— Begin INPUT RECORDS —

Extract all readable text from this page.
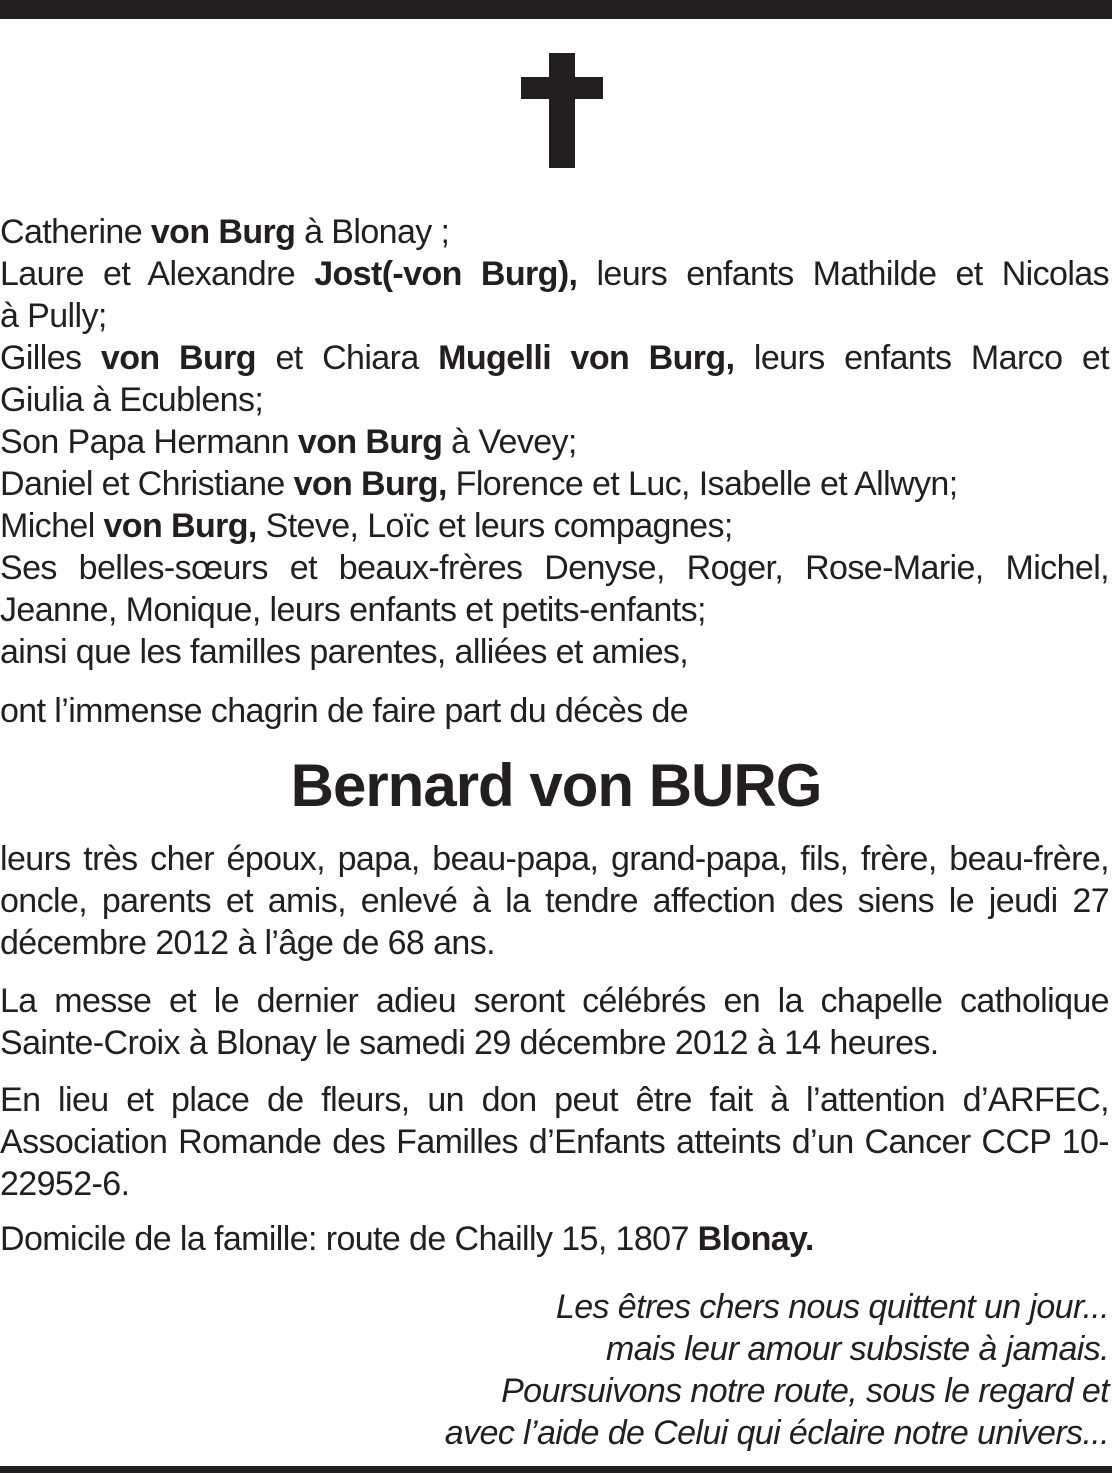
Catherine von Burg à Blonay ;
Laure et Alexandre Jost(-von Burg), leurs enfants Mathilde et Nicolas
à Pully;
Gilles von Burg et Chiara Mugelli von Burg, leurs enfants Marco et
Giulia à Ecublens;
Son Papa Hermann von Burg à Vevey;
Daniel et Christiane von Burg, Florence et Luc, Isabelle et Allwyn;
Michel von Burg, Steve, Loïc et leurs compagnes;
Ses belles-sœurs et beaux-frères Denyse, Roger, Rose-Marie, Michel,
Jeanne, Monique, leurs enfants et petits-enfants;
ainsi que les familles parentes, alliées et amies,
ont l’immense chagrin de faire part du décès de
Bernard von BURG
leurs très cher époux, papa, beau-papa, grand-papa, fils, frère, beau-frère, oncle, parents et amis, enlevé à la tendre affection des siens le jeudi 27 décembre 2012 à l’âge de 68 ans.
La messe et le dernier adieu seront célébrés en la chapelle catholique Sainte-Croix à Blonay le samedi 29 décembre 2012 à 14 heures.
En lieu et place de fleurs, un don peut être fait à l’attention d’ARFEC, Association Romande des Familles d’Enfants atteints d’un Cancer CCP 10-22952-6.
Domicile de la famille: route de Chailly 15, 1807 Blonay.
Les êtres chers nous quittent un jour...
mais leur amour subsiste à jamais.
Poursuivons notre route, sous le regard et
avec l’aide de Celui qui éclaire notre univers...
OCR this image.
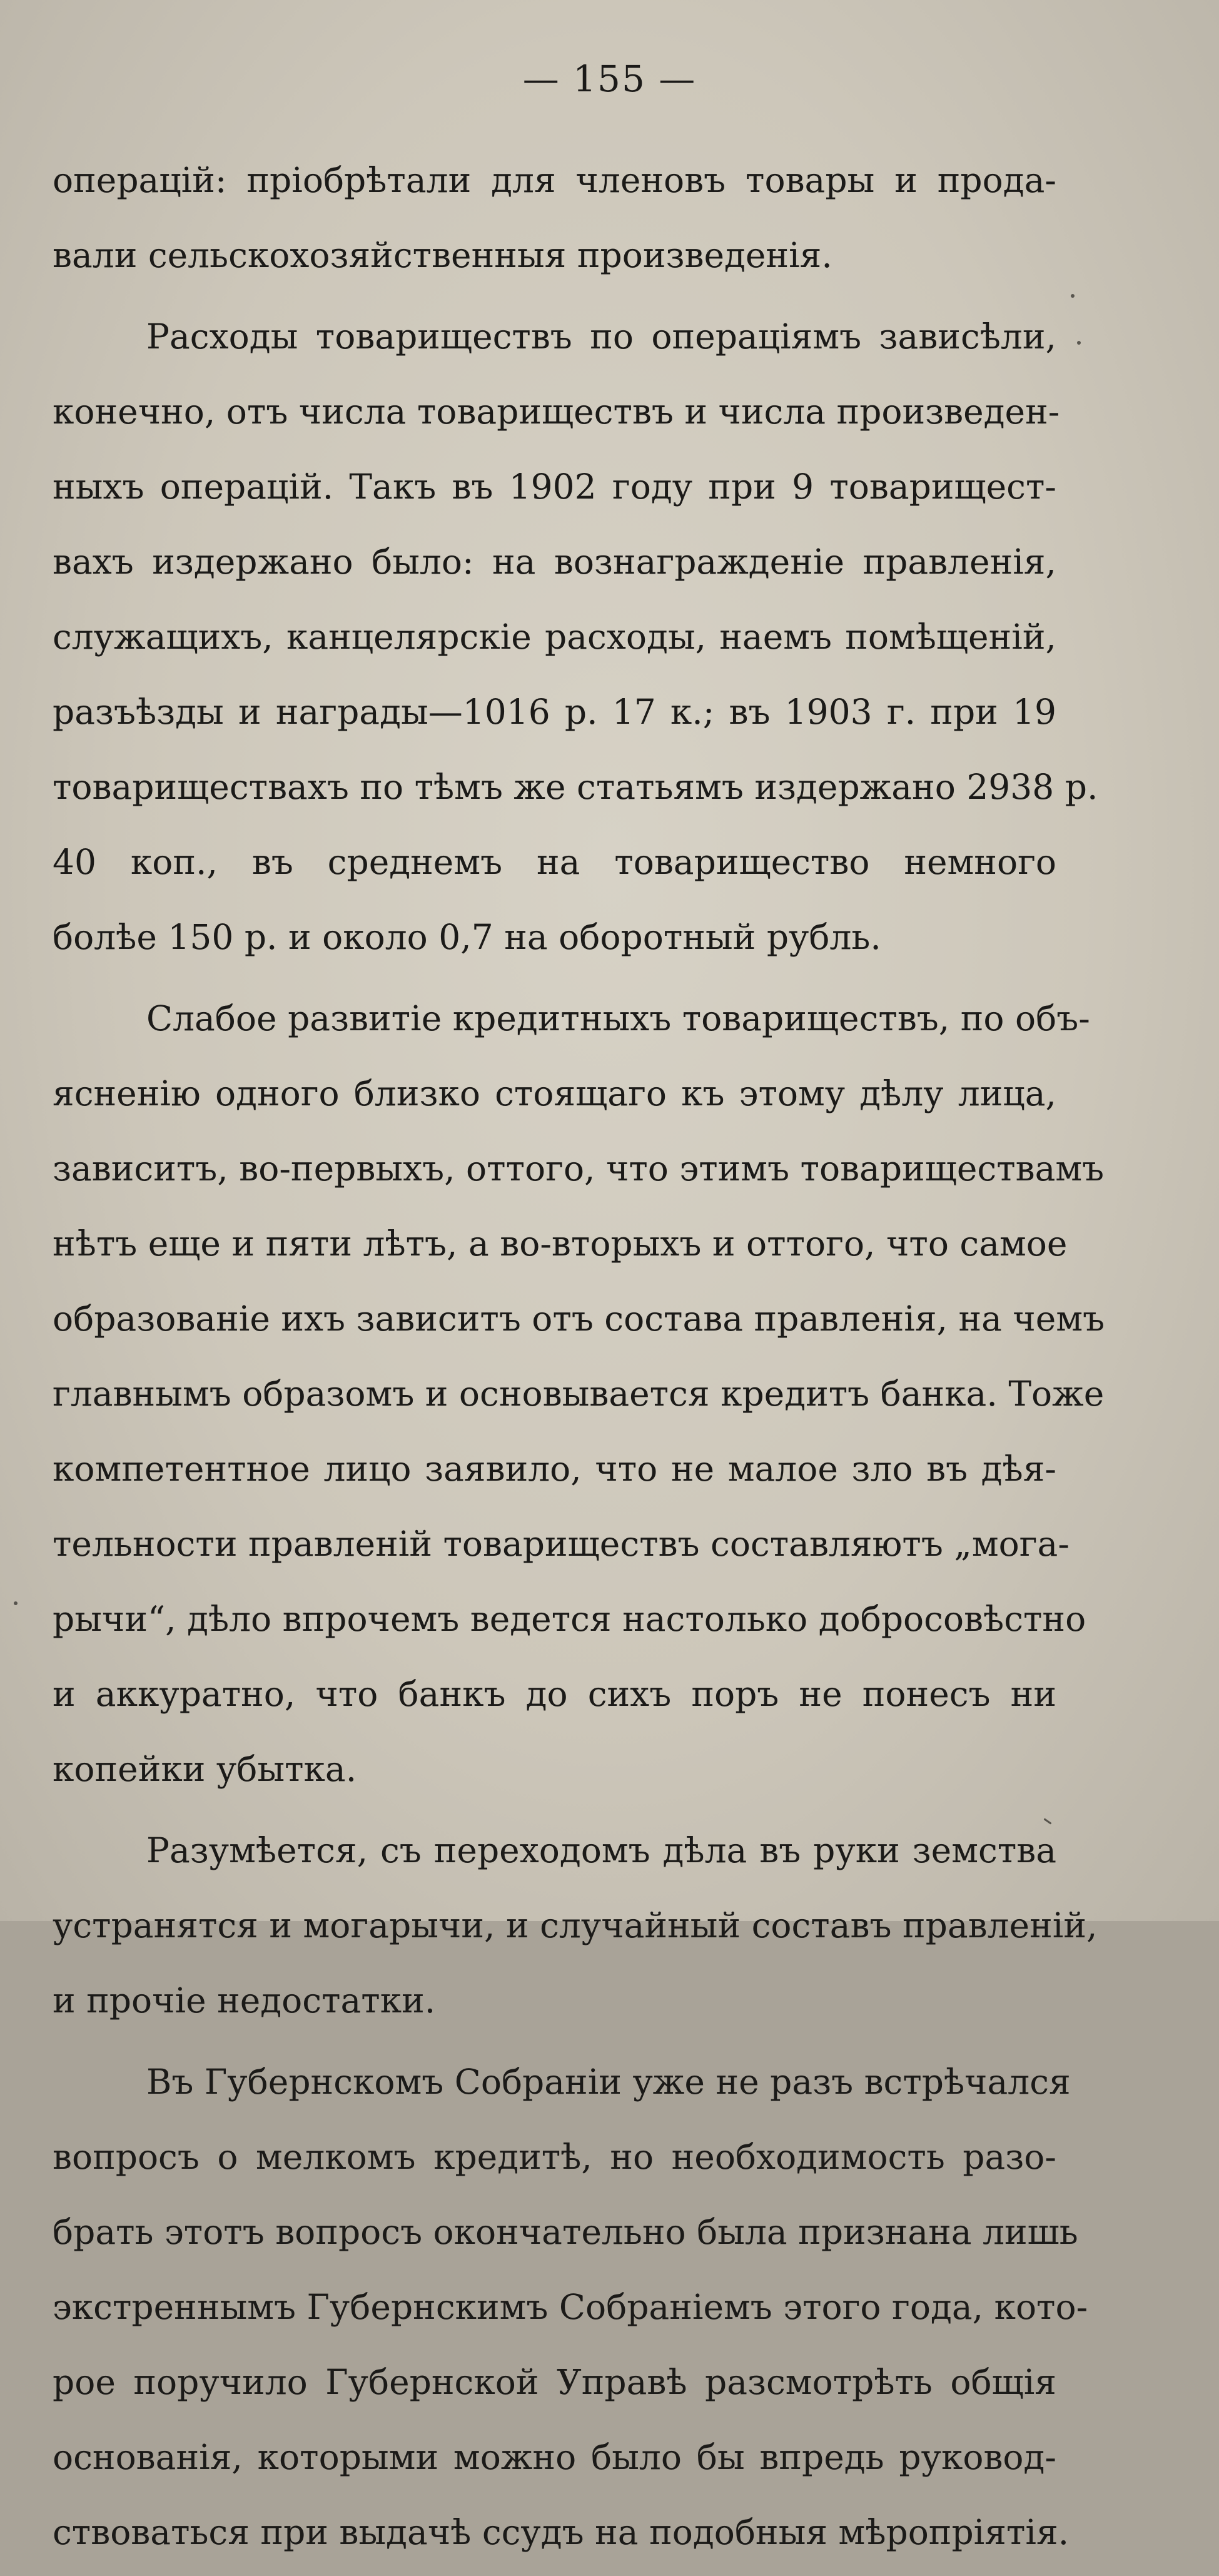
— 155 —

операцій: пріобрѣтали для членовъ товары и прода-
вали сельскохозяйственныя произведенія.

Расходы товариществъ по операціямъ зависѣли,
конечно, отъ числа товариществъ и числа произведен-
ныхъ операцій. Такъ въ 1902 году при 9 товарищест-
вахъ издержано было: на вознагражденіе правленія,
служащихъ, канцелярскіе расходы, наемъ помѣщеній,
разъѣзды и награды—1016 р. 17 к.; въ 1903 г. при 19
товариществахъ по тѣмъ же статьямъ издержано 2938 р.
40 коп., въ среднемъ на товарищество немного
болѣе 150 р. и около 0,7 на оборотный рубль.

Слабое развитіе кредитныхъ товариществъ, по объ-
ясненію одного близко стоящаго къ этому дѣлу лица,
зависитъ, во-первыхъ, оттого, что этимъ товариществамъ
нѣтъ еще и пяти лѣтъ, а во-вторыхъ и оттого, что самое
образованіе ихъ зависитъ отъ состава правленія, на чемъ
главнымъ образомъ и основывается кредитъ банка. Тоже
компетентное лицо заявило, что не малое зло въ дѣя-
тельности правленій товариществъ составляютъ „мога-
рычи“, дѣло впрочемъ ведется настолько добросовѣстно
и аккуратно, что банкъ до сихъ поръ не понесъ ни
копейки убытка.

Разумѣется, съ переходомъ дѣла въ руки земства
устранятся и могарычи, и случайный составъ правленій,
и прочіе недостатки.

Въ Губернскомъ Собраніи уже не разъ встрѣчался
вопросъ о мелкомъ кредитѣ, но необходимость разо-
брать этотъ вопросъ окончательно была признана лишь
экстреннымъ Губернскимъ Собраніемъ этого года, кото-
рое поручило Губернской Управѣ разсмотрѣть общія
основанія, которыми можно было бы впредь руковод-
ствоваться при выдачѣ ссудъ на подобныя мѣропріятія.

— End INPUT RECORDS —

GIVEN PROBLEM: Which lines above contain "правленій"? Show each of them.

TASK OUTPUT:
тельности правленій товариществъ составляютъ „мога-
устранятся и могарычи, и случайный составъ правленій,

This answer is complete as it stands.